Rows from a figure dataset:
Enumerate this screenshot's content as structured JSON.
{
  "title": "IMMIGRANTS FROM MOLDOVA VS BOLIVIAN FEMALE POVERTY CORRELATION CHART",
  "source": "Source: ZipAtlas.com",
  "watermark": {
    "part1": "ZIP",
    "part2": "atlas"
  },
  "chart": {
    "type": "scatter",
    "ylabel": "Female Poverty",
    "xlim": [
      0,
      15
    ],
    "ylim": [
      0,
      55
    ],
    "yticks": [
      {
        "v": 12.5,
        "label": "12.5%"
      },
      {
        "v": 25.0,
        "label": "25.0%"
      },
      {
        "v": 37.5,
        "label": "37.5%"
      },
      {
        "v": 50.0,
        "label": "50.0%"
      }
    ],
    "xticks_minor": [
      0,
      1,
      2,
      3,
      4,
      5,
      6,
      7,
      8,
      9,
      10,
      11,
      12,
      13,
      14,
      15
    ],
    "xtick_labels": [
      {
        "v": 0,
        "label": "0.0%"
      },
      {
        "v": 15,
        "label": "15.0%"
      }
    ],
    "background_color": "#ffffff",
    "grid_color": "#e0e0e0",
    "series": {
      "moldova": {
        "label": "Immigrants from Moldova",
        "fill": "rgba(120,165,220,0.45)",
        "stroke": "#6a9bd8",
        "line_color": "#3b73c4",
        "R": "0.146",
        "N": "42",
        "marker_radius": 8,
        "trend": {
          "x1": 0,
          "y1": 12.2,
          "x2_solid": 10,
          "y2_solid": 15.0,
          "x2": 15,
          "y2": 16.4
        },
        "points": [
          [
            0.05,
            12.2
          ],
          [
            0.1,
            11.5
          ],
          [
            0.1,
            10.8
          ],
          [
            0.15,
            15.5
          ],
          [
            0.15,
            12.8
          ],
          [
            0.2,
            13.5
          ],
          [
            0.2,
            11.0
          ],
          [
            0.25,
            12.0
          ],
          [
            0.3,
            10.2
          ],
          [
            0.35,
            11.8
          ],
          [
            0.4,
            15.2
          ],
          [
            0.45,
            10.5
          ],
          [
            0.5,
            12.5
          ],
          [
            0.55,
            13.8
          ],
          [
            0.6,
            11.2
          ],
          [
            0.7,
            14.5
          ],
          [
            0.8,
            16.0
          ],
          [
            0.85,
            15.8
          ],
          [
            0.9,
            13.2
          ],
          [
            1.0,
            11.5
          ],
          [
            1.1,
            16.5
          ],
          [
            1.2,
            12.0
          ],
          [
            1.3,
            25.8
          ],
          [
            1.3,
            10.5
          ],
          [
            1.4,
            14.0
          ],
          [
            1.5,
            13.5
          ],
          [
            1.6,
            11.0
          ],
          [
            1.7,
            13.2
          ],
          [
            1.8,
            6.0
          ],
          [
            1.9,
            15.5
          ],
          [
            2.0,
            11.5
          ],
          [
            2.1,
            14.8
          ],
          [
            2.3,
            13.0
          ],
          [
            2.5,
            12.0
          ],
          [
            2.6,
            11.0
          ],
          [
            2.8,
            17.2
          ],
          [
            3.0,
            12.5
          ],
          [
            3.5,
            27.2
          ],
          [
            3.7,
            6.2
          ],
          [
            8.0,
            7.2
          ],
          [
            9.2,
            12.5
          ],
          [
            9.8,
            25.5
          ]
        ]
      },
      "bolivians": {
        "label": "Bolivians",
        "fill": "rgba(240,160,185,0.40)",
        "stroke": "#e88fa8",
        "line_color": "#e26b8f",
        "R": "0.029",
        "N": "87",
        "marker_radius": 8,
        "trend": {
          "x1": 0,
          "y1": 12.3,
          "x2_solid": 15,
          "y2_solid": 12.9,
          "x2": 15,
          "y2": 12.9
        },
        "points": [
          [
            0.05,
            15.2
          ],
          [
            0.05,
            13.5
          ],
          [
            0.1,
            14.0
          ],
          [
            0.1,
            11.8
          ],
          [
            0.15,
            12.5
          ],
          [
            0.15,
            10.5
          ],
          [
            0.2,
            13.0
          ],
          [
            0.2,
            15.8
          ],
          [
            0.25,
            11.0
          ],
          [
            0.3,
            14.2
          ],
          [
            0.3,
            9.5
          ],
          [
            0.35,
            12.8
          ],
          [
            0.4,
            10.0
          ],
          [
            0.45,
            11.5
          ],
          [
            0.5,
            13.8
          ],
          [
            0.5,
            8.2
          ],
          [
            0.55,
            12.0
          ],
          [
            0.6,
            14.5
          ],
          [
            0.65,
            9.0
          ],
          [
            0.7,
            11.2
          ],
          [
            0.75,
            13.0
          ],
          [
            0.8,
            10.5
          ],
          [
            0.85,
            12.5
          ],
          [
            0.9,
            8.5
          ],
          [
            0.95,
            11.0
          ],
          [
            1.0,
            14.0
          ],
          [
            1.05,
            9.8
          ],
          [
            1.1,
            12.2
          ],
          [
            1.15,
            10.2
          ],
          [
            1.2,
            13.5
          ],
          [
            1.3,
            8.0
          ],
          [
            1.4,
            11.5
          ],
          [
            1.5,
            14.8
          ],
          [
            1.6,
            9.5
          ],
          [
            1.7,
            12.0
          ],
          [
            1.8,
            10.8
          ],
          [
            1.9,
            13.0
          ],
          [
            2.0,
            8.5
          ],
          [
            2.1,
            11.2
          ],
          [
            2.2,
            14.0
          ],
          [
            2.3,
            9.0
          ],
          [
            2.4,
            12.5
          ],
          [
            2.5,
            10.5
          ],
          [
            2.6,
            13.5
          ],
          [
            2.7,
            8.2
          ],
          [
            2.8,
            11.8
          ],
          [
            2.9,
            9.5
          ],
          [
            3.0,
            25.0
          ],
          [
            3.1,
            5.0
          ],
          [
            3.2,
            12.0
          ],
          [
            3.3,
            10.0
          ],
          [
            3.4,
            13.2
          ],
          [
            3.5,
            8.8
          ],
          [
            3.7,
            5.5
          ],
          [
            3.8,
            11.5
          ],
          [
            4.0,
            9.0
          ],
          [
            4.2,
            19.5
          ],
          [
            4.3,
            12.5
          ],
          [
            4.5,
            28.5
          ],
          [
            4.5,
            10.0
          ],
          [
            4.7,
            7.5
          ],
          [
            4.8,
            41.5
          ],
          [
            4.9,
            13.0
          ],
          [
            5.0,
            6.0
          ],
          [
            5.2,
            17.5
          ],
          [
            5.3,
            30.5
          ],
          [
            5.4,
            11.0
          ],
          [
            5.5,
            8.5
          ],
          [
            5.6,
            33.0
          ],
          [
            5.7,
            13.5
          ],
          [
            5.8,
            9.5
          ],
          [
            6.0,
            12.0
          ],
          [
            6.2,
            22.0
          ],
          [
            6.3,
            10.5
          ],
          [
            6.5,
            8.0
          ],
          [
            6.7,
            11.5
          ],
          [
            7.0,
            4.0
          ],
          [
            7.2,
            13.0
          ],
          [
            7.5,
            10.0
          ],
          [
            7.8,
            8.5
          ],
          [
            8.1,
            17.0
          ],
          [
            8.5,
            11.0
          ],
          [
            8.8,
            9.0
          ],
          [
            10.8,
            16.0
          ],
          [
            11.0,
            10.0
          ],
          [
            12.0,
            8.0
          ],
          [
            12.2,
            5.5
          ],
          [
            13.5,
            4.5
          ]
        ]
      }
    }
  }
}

WRITTEN INSTRUCTION. Take the lines above and print them exactly.

EXERCISE RESULT.
Enumerate this screenshot's content as structured JSON.
{
  "title": "IMMIGRANTS FROM MOLDOVA VS BOLIVIAN FEMALE POVERTY CORRELATION CHART",
  "source": "Source: ZipAtlas.com",
  "watermark": {
    "part1": "ZIP",
    "part2": "atlas"
  },
  "chart": {
    "type": "scatter",
    "ylabel": "Female Poverty",
    "xlim": [
      0,
      15
    ],
    "ylim": [
      0,
      55
    ],
    "yticks": [
      {
        "v": 12.5,
        "label": "12.5%"
      },
      {
        "v": 25.0,
        "label": "25.0%"
      },
      {
        "v": 37.5,
        "label": "37.5%"
      },
      {
        "v": 50.0,
        "label": "50.0%"
      }
    ],
    "xticks_minor": [
      0,
      1,
      2,
      3,
      4,
      5,
      6,
      7,
      8,
      9,
      10,
      11,
      12,
      13,
      14,
      15
    ],
    "xtick_labels": [
      {
        "v": 0,
        "label": "0.0%"
      },
      {
        "v": 15,
        "label": "15.0%"
      }
    ],
    "background_color": "#ffffff",
    "grid_color": "#e0e0e0",
    "series": {
      "moldova": {
        "label": "Immigrants from Moldova",
        "fill": "rgba(120,165,220,0.45)",
        "stroke": "#6a9bd8",
        "line_color": "#3b73c4",
        "R": "0.146",
        "N": "42",
        "marker_radius": 8,
        "trend": {
          "x1": 0,
          "y1": 12.2,
          "x2_solid": 10,
          "y2_solid": 15.0,
          "x2": 15,
          "y2": 16.4
        },
        "points": [
          [
            0.05,
            12.2
          ],
          [
            0.1,
            11.5
          ],
          [
            0.1,
            10.8
          ],
          [
            0.15,
            15.5
          ],
          [
            0.15,
            12.8
          ],
          [
            0.2,
            13.5
          ],
          [
            0.2,
            11.0
          ],
          [
            0.25,
            12.0
          ],
          [
            0.3,
            10.2
          ],
          [
            0.35,
            11.8
          ],
          [
            0.4,
            15.2
          ],
          [
            0.45,
            10.5
          ],
          [
            0.5,
            12.5
          ],
          [
            0.55,
            13.8
          ],
          [
            0.6,
            11.2
          ],
          [
            0.7,
            14.5
          ],
          [
            0.8,
            16.0
          ],
          [
            0.85,
            15.8
          ],
          [
            0.9,
            13.2
          ],
          [
            1.0,
            11.5
          ],
          [
            1.1,
            16.5
          ],
          [
            1.2,
            12.0
          ],
          [
            1.3,
            25.8
          ],
          [
            1.3,
            10.5
          ],
          [
            1.4,
            14.0
          ],
          [
            1.5,
            13.5
          ],
          [
            1.6,
            11.0
          ],
          [
            1.7,
            13.2
          ],
          [
            1.8,
            6.0
          ],
          [
            1.9,
            15.5
          ],
          [
            2.0,
            11.5
          ],
          [
            2.1,
            14.8
          ],
          [
            2.3,
            13.0
          ],
          [
            2.5,
            12.0
          ],
          [
            2.6,
            11.0
          ],
          [
            2.8,
            17.2
          ],
          [
            3.0,
            12.5
          ],
          [
            3.5,
            27.2
          ],
          [
            3.7,
            6.2
          ],
          [
            8.0,
            7.2
          ],
          [
            9.2,
            12.5
          ],
          [
            9.8,
            25.5
          ]
        ]
      },
      "bolivians": {
        "label": "Bolivians",
        "fill": "rgba(240,160,185,0.40)",
        "stroke": "#e88fa8",
        "line_color": "#e26b8f",
        "R": "0.029",
        "N": "87",
        "marker_radius": 8,
        "trend": {
          "x1": 0,
          "y1": 12.3,
          "x2_solid": 15,
          "y2_solid": 12.9,
          "x2": 15,
          "y2": 12.9
        },
        "points": [
          [
            0.05,
            15.2
          ],
          [
            0.05,
            13.5
          ],
          [
            0.1,
            14.0
          ],
          [
            0.1,
            11.8
          ],
          [
            0.15,
            12.5
          ],
          [
            0.15,
            10.5
          ],
          [
            0.2,
            13.0
          ],
          [
            0.2,
            15.8
          ],
          [
            0.25,
            11.0
          ],
          [
            0.3,
            14.2
          ],
          [
            0.3,
            9.5
          ],
          [
            0.35,
            12.8
          ],
          [
            0.4,
            10.0
          ],
          [
            0.45,
            11.5
          ],
          [
            0.5,
            13.8
          ],
          [
            0.5,
            8.2
          ],
          [
            0.55,
            12.0
          ],
          [
            0.6,
            14.5
          ],
          [
            0.65,
            9.0
          ],
          [
            0.7,
            11.2
          ],
          [
            0.75,
            13.0
          ],
          [
            0.8,
            10.5
          ],
          [
            0.85,
            12.5
          ],
          [
            0.9,
            8.5
          ],
          [
            0.95,
            11.0
          ],
          [
            1.0,
            14.0
          ],
          [
            1.05,
            9.8
          ],
          [
            1.1,
            12.2
          ],
          [
            1.15,
            10.2
          ],
          [
            1.2,
            13.5
          ],
          [
            1.3,
            8.0
          ],
          [
            1.4,
            11.5
          ],
          [
            1.5,
            14.8
          ],
          [
            1.6,
            9.5
          ],
          [
            1.7,
            12.0
          ],
          [
            1.8,
            10.8
          ],
          [
            1.9,
            13.0
          ],
          [
            2.0,
            8.5
          ],
          [
            2.1,
            11.2
          ],
          [
            2.2,
            14.0
          ],
          [
            2.3,
            9.0
          ],
          [
            2.4,
            12.5
          ],
          [
            2.5,
            10.5
          ],
          [
            2.6,
            13.5
          ],
          [
            2.7,
            8.2
          ],
          [
            2.8,
            11.8
          ],
          [
            2.9,
            9.5
          ],
          [
            3.0,
            25.0
          ],
          [
            3.1,
            5.0
          ],
          [
            3.2,
            12.0
          ],
          [
            3.3,
            10.0
          ],
          [
            3.4,
            13.2
          ],
          [
            3.5,
            8.8
          ],
          [
            3.7,
            5.5
          ],
          [
            3.8,
            11.5
          ],
          [
            4.0,
            9.0
          ],
          [
            4.2,
            19.5
          ],
          [
            4.3,
            12.5
          ],
          [
            4.5,
            28.5
          ],
          [
            4.5,
            10.0
          ],
          [
            4.7,
            7.5
          ],
          [
            4.8,
            41.5
          ],
          [
            4.9,
            13.0
          ],
          [
            5.0,
            6.0
          ],
          [
            5.2,
            17.5
          ],
          [
            5.3,
            30.5
          ],
          [
            5.4,
            11.0
          ],
          [
            5.5,
            8.5
          ],
          [
            5.6,
            33.0
          ],
          [
            5.7,
            13.5
          ],
          [
            5.8,
            9.5
          ],
          [
            6.0,
            12.0
          ],
          [
            6.2,
            22.0
          ],
          [
            6.3,
            10.5
          ],
          [
            6.5,
            8.0
          ],
          [
            6.7,
            11.5
          ],
          [
            7.0,
            4.0
          ],
          [
            7.2,
            13.0
          ],
          [
            7.5,
            10.0
          ],
          [
            7.8,
            8.5
          ],
          [
            8.1,
            17.0
          ],
          [
            8.5,
            11.0
          ],
          [
            8.8,
            9.0
          ],
          [
            10.8,
            16.0
          ],
          [
            11.0,
            10.0
          ],
          [
            12.0,
            8.0
          ],
          [
            12.2,
            5.5
          ],
          [
            13.5,
            4.5
          ]
        ]
      }
    }
  }
}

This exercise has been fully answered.